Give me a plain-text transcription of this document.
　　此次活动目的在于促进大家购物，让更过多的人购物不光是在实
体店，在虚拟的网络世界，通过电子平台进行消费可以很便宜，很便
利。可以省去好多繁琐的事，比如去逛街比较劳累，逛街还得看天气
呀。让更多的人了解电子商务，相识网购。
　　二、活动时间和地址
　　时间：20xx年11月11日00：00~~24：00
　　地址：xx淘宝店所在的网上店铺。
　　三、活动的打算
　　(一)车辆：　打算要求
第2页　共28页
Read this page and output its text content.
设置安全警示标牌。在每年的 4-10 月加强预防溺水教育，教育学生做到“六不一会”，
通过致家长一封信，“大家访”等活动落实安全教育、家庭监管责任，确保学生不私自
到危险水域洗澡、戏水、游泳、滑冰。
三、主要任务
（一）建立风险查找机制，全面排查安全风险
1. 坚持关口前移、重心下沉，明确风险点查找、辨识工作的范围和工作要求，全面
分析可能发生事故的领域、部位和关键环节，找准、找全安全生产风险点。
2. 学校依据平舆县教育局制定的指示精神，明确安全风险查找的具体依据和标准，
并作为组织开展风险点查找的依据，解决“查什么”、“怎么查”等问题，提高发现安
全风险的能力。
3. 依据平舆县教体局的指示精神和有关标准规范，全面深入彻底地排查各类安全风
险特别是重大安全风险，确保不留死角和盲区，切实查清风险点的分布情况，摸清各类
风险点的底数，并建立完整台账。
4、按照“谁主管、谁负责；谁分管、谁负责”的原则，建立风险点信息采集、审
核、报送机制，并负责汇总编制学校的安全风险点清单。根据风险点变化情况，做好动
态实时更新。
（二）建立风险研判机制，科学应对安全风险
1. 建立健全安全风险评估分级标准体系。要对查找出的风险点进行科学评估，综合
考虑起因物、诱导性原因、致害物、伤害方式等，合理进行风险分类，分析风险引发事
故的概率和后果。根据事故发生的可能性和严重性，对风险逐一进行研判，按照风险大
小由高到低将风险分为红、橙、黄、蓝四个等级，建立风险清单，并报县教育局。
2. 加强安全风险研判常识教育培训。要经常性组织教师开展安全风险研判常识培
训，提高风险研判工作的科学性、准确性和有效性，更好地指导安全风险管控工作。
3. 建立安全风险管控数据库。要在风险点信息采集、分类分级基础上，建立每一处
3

++++++++++++++++++++

*EXERCISE INSTRUCTIONS:*
Locate the lines above that contain "this" and copy them.

*COMPLETED TASK:*
Give me a plain-text transcription of this document.
Read this page and output its text content.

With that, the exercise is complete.